(Chart and figure data)
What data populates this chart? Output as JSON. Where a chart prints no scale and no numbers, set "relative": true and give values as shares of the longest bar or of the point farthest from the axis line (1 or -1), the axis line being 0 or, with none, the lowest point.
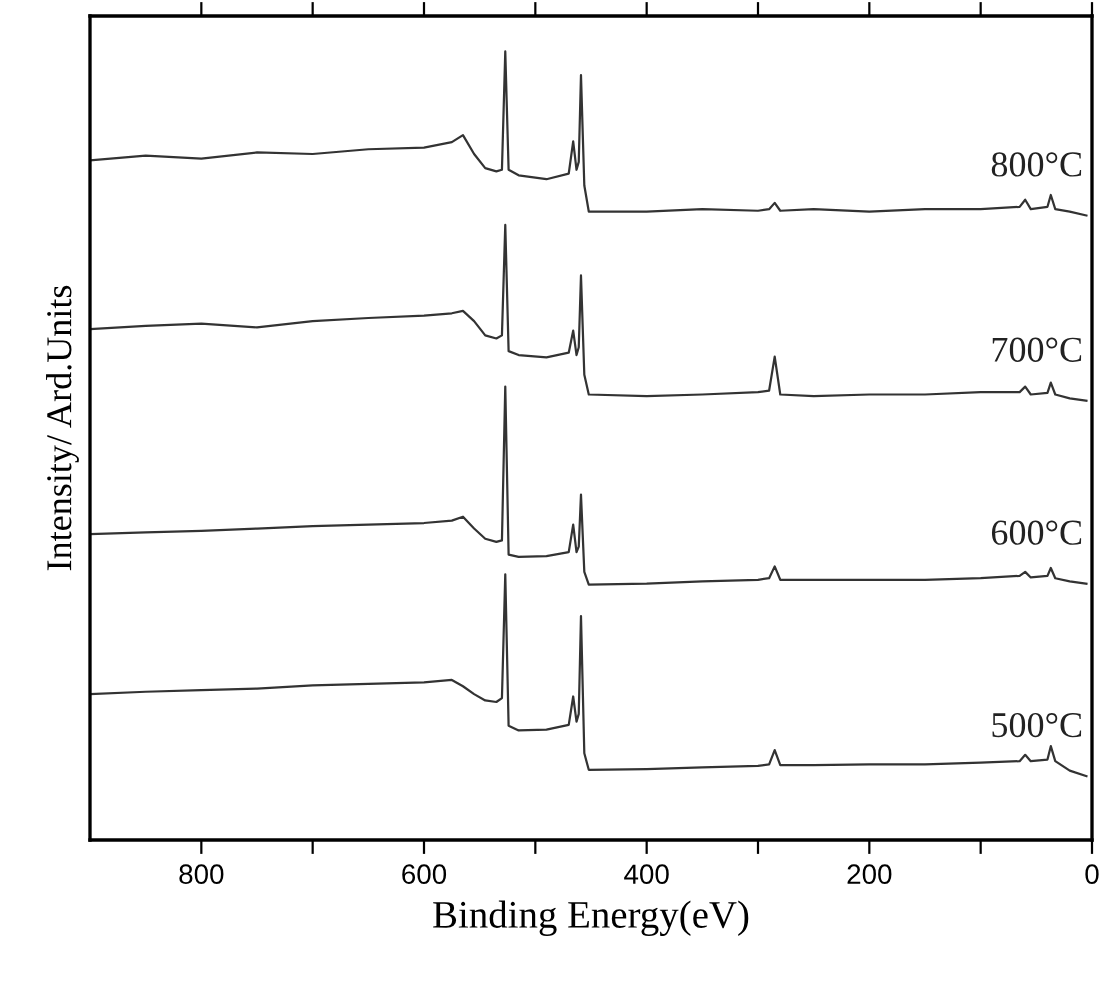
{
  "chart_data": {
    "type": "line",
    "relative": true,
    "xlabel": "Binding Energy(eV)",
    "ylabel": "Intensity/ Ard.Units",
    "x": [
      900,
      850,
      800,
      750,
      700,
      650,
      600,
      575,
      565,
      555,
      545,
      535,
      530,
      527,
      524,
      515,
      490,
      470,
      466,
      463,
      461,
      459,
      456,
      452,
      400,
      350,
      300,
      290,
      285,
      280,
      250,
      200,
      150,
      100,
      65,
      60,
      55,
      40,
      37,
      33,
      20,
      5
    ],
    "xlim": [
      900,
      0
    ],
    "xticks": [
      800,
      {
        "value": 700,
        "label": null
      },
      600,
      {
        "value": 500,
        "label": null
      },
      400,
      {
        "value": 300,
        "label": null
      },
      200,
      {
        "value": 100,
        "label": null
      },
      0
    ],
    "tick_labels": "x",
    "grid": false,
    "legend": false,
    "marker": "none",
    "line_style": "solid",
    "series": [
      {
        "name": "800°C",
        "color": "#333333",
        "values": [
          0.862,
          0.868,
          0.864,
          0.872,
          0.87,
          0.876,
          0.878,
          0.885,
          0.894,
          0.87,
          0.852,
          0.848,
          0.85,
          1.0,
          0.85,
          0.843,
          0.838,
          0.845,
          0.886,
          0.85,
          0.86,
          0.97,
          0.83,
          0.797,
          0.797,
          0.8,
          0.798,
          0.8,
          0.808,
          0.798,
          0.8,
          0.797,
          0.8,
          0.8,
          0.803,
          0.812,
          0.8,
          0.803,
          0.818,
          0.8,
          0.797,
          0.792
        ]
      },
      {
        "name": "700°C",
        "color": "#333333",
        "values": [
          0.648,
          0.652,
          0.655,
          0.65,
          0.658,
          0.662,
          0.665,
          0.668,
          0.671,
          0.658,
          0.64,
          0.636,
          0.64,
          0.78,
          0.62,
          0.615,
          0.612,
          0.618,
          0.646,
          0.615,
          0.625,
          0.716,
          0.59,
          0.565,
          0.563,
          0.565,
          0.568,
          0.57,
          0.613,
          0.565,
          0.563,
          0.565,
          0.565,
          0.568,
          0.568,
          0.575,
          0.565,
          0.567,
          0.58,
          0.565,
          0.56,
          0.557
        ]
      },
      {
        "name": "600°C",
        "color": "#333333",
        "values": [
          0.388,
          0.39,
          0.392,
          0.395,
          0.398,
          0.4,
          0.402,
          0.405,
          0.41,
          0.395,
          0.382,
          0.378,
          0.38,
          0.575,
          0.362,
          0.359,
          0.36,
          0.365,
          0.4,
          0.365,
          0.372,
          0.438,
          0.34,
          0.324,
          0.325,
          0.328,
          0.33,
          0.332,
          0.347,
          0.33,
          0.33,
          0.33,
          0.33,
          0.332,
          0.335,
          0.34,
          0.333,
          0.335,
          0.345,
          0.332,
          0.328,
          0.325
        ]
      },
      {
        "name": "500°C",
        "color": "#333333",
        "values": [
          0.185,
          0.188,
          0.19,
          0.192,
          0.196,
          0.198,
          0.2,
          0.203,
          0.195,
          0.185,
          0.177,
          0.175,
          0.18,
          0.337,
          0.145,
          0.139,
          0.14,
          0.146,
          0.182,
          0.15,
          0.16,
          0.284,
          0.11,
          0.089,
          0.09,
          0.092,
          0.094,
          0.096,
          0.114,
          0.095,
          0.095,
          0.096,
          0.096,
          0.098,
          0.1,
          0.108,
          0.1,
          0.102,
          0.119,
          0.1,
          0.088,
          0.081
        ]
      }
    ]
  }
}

→ **WORK INSTRUCTIONS**: All of the material above is to be copied exactly, except for its images.

→ **COMPLETED TASK**:
What data populates this chart? Output as JSON. Where a chart prints no scale and no numbers, set "relative": true and give values as shares of the longest bar or of the point farthest from the axis line (1 or -1), the axis line being 0 or, with none, the lowest point.
{
  "chart_data": {
    "type": "line",
    "relative": true,
    "xlabel": "Binding Energy(eV)",
    "ylabel": "Intensity/ Ard.Units",
    "x": [
      900,
      850,
      800,
      750,
      700,
      650,
      600,
      575,
      565,
      555,
      545,
      535,
      530,
      527,
      524,
      515,
      490,
      470,
      466,
      463,
      461,
      459,
      456,
      452,
      400,
      350,
      300,
      290,
      285,
      280,
      250,
      200,
      150,
      100,
      65,
      60,
      55,
      40,
      37,
      33,
      20,
      5
    ],
    "xlim": [
      900,
      0
    ],
    "xticks": [
      800,
      {
        "value": 700,
        "label": null
      },
      600,
      {
        "value": 500,
        "label": null
      },
      400,
      {
        "value": 300,
        "label": null
      },
      200,
      {
        "value": 100,
        "label": null
      },
      0
    ],
    "tick_labels": "x",
    "grid": false,
    "legend": false,
    "marker": "none",
    "line_style": "solid",
    "series": [
      {
        "name": "800°C",
        "color": "#333333",
        "values": [
          0.862,
          0.868,
          0.864,
          0.872,
          0.87,
          0.876,
          0.878,
          0.885,
          0.894,
          0.87,
          0.852,
          0.848,
          0.85,
          1.0,
          0.85,
          0.843,
          0.838,
          0.845,
          0.886,
          0.85,
          0.86,
          0.97,
          0.83,
          0.797,
          0.797,
          0.8,
          0.798,
          0.8,
          0.808,
          0.798,
          0.8,
          0.797,
          0.8,
          0.8,
          0.803,
          0.812,
          0.8,
          0.803,
          0.818,
          0.8,
          0.797,
          0.792
        ]
      },
      {
        "name": "700°C",
        "color": "#333333",
        "values": [
          0.648,
          0.652,
          0.655,
          0.65,
          0.658,
          0.662,
          0.665,
          0.668,
          0.671,
          0.658,
          0.64,
          0.636,
          0.64,
          0.78,
          0.62,
          0.615,
          0.612,
          0.618,
          0.646,
          0.615,
          0.625,
          0.716,
          0.59,
          0.565,
          0.563,
          0.565,
          0.568,
          0.57,
          0.613,
          0.565,
          0.563,
          0.565,
          0.565,
          0.568,
          0.568,
          0.575,
          0.565,
          0.567,
          0.58,
          0.565,
          0.56,
          0.557
        ]
      },
      {
        "name": "600°C",
        "color": "#333333",
        "values": [
          0.388,
          0.39,
          0.392,
          0.395,
          0.398,
          0.4,
          0.402,
          0.405,
          0.41,
          0.395,
          0.382,
          0.378,
          0.38,
          0.575,
          0.362,
          0.359,
          0.36,
          0.365,
          0.4,
          0.365,
          0.372,
          0.438,
          0.34,
          0.324,
          0.325,
          0.328,
          0.33,
          0.332,
          0.347,
          0.33,
          0.33,
          0.33,
          0.33,
          0.332,
          0.335,
          0.34,
          0.333,
          0.335,
          0.345,
          0.332,
          0.328,
          0.325
        ]
      },
      {
        "name": "500°C",
        "color": "#333333",
        "values": [
          0.185,
          0.188,
          0.19,
          0.192,
          0.196,
          0.198,
          0.2,
          0.203,
          0.195,
          0.185,
          0.177,
          0.175,
          0.18,
          0.337,
          0.145,
          0.139,
          0.14,
          0.146,
          0.182,
          0.15,
          0.16,
          0.284,
          0.11,
          0.089,
          0.09,
          0.092,
          0.094,
          0.096,
          0.114,
          0.095,
          0.095,
          0.096,
          0.096,
          0.098,
          0.1,
          0.108,
          0.1,
          0.102,
          0.119,
          0.1,
          0.088,
          0.081
        ]
      }
    ]
  }
}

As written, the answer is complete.